* **PROBLEM TO WORK ON**
Every line below should be repeated exactly.

Entries from a dataset
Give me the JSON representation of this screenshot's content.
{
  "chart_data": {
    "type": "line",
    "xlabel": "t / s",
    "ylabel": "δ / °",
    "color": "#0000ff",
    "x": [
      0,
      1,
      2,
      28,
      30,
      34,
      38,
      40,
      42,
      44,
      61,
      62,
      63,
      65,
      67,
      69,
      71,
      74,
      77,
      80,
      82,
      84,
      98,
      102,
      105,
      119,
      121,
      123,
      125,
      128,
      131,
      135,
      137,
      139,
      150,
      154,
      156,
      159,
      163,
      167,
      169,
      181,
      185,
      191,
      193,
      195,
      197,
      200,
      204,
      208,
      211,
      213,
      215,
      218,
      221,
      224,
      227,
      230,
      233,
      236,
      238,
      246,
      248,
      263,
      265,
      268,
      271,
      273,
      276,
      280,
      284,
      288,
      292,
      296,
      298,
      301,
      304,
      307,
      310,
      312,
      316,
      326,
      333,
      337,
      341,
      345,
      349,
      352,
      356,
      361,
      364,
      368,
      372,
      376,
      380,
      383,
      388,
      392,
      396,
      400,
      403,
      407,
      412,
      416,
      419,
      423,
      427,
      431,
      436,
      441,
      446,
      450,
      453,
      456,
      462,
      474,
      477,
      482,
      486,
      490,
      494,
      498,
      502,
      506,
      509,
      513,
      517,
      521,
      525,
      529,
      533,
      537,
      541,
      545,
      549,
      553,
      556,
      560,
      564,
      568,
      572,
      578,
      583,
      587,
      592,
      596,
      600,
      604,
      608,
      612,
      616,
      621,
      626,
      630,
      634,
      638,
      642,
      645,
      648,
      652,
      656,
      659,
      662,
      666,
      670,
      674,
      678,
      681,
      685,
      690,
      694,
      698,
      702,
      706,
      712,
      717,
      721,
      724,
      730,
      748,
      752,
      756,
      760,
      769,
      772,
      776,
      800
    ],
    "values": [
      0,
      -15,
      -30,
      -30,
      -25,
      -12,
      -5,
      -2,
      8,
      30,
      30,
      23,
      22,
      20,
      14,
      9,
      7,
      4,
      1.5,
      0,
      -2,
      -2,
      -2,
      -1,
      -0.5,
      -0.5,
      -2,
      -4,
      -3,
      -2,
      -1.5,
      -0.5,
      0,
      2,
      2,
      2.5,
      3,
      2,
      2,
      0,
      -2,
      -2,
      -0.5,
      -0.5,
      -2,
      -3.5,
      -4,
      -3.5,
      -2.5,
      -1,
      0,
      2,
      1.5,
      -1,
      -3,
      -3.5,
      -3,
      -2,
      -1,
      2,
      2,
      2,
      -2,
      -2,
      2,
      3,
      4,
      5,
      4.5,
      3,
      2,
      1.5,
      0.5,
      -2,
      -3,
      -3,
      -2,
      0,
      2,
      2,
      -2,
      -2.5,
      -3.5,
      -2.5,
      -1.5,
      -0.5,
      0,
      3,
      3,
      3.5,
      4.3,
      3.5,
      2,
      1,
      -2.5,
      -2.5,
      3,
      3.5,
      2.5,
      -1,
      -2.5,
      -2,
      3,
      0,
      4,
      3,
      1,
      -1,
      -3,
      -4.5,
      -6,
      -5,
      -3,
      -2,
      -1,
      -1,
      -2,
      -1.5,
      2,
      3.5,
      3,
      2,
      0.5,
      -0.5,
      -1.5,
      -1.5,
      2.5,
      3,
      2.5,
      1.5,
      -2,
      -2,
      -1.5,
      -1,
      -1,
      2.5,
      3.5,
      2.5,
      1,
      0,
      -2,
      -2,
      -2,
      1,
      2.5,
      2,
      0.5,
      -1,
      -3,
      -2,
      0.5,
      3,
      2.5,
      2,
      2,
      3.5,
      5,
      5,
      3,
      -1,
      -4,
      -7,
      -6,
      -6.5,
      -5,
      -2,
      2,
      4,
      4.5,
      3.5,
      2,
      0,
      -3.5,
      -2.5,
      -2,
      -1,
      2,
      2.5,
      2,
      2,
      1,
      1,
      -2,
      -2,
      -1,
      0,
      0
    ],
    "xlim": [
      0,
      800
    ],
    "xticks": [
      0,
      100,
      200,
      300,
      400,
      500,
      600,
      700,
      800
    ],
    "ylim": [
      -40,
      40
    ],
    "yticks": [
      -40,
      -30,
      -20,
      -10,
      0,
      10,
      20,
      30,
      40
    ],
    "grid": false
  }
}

* **THE SOLUTION**
Give me the JSON representation of this screenshot's content.
{
  "chart_data": {
    "type": "line",
    "xlabel": "t / s",
    "ylabel": "δ / °",
    "color": "#0000ff",
    "x": [
      0,
      1,
      2,
      28,
      30,
      34,
      38,
      40,
      42,
      44,
      61,
      62,
      63,
      65,
      67,
      69,
      71,
      74,
      77,
      80,
      82,
      84,
      98,
      102,
      105,
      119,
      121,
      123,
      125,
      128,
      131,
      135,
      137,
      139,
      150,
      154,
      156,
      159,
      163,
      167,
      169,
      181,
      185,
      191,
      193,
      195,
      197,
      200,
      204,
      208,
      211,
      213,
      215,
      218,
      221,
      224,
      227,
      230,
      233,
      236,
      238,
      246,
      248,
      263,
      265,
      268,
      271,
      273,
      276,
      280,
      284,
      288,
      292,
      296,
      298,
      301,
      304,
      307,
      310,
      312,
      316,
      326,
      333,
      337,
      341,
      345,
      349,
      352,
      356,
      361,
      364,
      368,
      372,
      376,
      380,
      383,
      388,
      392,
      396,
      400,
      403,
      407,
      412,
      416,
      419,
      423,
      427,
      431,
      436,
      441,
      446,
      450,
      453,
      456,
      462,
      474,
      477,
      482,
      486,
      490,
      494,
      498,
      502,
      506,
      509,
      513,
      517,
      521,
      525,
      529,
      533,
      537,
      541,
      545,
      549,
      553,
      556,
      560,
      564,
      568,
      572,
      578,
      583,
      587,
      592,
      596,
      600,
      604,
      608,
      612,
      616,
      621,
      626,
      630,
      634,
      638,
      642,
      645,
      648,
      652,
      656,
      659,
      662,
      666,
      670,
      674,
      678,
      681,
      685,
      690,
      694,
      698,
      702,
      706,
      712,
      717,
      721,
      724,
      730,
      748,
      752,
      756,
      760,
      769,
      772,
      776,
      800
    ],
    "values": [
      0,
      -15,
      -30,
      -30,
      -25,
      -12,
      -5,
      -2,
      8,
      30,
      30,
      23,
      22,
      20,
      14,
      9,
      7,
      4,
      1.5,
      0,
      -2,
      -2,
      -2,
      -1,
      -0.5,
      -0.5,
      -2,
      -4,
      -3,
      -2,
      -1.5,
      -0.5,
      0,
      2,
      2,
      2.5,
      3,
      2,
      2,
      0,
      -2,
      -2,
      -0.5,
      -0.5,
      -2,
      -3.5,
      -4,
      -3.5,
      -2.5,
      -1,
      0,
      2,
      1.5,
      -1,
      -3,
      -3.5,
      -3,
      -2,
      -1,
      2,
      2,
      2,
      -2,
      -2,
      2,
      3,
      4,
      5,
      4.5,
      3,
      2,
      1.5,
      0.5,
      -2,
      -3,
      -3,
      -2,
      0,
      2,
      2,
      -2,
      -2.5,
      -3.5,
      -2.5,
      -1.5,
      -0.5,
      0,
      3,
      3,
      3.5,
      4.3,
      3.5,
      2,
      1,
      -2.5,
      -2.5,
      3,
      3.5,
      2.5,
      -1,
      -2.5,
      -2,
      3,
      0,
      4,
      3,
      1,
      -1,
      -3,
      -4.5,
      -6,
      -5,
      -3,
      -2,
      -1,
      -1,
      -2,
      -1.5,
      2,
      3.5,
      3,
      2,
      0.5,
      -0.5,
      -1.5,
      -1.5,
      2.5,
      3,
      2.5,
      1.5,
      -2,
      -2,
      -1.5,
      -1,
      -1,
      2.5,
      3.5,
      2.5,
      1,
      0,
      -2,
      -2,
      -2,
      1,
      2.5,
      2,
      0.5,
      -1,
      -3,
      -2,
      0.5,
      3,
      2.5,
      2,
      2,
      3.5,
      5,
      5,
      3,
      -1,
      -4,
      -7,
      -6,
      -6.5,
      -5,
      -2,
      2,
      4,
      4.5,
      3.5,
      2,
      0,
      -3.5,
      -2.5,
      -2,
      -1,
      2,
      2.5,
      2,
      2,
      1,
      1,
      -2,
      -2,
      -1,
      0,
      0
    ],
    "xlim": [
      0,
      800
    ],
    "xticks": [
      0,
      100,
      200,
      300,
      400,
      500,
      600,
      700,
      800
    ],
    "ylim": [
      -40,
      40
    ],
    "yticks": [
      -40,
      -30,
      -20,
      -10,
      0,
      10,
      20,
      30,
      40
    ],
    "grid": false
  }
}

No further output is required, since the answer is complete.